===== Records for this task =====

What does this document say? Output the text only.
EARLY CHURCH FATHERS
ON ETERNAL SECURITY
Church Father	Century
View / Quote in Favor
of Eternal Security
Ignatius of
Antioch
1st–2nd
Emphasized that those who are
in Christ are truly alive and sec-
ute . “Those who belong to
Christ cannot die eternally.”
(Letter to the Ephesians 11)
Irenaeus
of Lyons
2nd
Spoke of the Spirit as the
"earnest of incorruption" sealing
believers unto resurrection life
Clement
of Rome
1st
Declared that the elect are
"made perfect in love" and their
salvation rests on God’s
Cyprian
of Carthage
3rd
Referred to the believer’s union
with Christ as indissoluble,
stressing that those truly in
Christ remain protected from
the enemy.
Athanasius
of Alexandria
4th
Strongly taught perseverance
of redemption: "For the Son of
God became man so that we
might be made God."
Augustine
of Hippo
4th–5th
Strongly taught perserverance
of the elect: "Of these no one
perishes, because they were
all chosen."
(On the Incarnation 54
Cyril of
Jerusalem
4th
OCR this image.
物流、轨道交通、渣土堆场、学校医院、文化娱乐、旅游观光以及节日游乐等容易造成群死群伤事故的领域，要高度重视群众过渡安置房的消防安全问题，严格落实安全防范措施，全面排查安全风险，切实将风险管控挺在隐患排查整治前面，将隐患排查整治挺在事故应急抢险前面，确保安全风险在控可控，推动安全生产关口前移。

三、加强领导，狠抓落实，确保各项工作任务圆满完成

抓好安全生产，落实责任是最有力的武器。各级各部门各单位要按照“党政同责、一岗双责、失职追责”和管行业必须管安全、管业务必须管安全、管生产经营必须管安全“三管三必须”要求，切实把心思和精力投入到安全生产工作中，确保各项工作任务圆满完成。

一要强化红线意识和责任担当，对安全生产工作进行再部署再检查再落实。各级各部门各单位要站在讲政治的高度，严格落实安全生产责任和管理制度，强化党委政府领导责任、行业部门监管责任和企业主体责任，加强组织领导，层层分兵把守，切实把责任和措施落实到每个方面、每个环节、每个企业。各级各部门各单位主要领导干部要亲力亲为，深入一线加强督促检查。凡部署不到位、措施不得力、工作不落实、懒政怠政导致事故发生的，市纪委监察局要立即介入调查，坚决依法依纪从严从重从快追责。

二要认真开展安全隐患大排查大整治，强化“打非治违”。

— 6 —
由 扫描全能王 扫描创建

=====

Instruction: Find all the lines containing "that" in the material, then copy them.

Exercise output:
Emphasized that those who are
Declared that the elect are
stressing that those truly in
God became man so that we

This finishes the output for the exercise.